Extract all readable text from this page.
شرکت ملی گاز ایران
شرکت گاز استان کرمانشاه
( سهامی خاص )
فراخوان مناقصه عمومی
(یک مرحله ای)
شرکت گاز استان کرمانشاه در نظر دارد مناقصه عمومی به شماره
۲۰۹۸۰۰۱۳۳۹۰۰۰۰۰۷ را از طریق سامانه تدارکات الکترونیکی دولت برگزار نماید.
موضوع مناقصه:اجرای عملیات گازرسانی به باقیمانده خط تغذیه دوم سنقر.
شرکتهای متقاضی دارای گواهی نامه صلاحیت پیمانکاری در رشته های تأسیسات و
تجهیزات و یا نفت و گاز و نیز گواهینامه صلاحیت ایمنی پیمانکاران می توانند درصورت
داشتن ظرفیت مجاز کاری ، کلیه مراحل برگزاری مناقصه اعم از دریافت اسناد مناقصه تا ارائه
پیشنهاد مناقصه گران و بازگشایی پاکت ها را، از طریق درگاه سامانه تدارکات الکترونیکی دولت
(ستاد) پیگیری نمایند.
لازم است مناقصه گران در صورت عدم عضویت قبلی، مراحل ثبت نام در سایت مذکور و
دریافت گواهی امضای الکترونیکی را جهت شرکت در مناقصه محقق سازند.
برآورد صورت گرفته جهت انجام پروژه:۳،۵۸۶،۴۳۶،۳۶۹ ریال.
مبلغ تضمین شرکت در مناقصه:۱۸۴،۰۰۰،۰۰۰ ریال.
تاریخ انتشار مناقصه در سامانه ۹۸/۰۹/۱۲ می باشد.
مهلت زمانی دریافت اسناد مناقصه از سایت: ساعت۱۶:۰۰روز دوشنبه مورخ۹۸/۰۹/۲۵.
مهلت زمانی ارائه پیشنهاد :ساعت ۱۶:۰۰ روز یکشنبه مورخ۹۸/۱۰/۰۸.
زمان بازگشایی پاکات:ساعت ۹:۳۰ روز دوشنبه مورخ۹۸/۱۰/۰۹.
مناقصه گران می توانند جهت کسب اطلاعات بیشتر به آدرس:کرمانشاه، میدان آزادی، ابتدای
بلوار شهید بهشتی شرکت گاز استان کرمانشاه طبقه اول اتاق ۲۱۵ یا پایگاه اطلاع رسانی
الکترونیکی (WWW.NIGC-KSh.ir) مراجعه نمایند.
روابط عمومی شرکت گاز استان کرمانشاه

━━━━━━━━━━━━━━━━

• **Problem to work on**
Return all of the above records exactly, leaving no line out.

• **Answer to this problem**
Extract all readable text from this page.
شرکت ملی گاز ایران
شرکت گاز استان کرمانشاه
( سهامی خاص )
فراخوان مناقصه عمومی
(یک مرحله ای)
شرکت گاز استان کرمانشاه در نظر دارد مناقصه عمومی به شماره
۲۰۹۸۰۰۱۳۳۹۰۰۰۰۰۷ را از طریق سامانه تدارکات الکترونیکی دولت برگزار نماید.
موضوع مناقصه:اجرای عملیات گازرسانی به باقیمانده خط تغذیه دوم سنقر.
شرکتهای متقاضی دارای گواهی نامه صلاحیت پیمانکاری در رشته های تأسیسات و
تجهیزات و یا نفت و گاز و نیز گواهینامه صلاحیت ایمنی پیمانکاران می توانند درصورت
داشتن ظرفیت مجاز کاری ، کلیه مراحل برگزاری مناقصه اعم از دریافت اسناد مناقصه تا ارائه
پیشنهاد مناقصه گران و بازگشایی پاکت ها را، از طریق درگاه سامانه تدارکات الکترونیکی دولت
(ستاد) پیگیری نمایند.
لازم است مناقصه گران در صورت عدم عضویت قبلی، مراحل ثبت نام در سایت مذکور و
دریافت گواهی امضای الکترونیکی را جهت شرکت در مناقصه محقق سازند.
برآورد صورت گرفته جهت انجام پروژه:۳،۵۸۶،۴۳۶،۳۶۹ ریال.
مبلغ تضمین شرکت در مناقصه:۱۸۴،۰۰۰،۰۰۰ ریال.
تاریخ انتشار مناقصه در سامانه ۹۸/۰۹/۱۲ می باشد.
مهلت زمانی دریافت اسناد مناقصه از سایت: ساعت۱۶:۰۰روز دوشنبه مورخ۹۸/۰۹/۲۵.
مهلت زمانی ارائه پیشنهاد :ساعت ۱۶:۰۰ روز یکشنبه مورخ۹۸/۱۰/۰۸.
زمان بازگشایی پاکات:ساعت ۹:۳۰ روز دوشنبه مورخ۹۸/۱۰/۰۹.
مناقصه گران می توانند جهت کسب اطلاعات بیشتر به آدرس:کرمانشاه، میدان آزادی، ابتدای
بلوار شهید بهشتی شرکت گاز استان کرمانشاه طبقه اول اتاق ۲۱۵ یا پایگاه اطلاع رسانی
الکترونیکی (WWW.NIGC-KSh.ir) مراجعه نمایند.
روابط عمومی شرکت گاز استان کرمانشاه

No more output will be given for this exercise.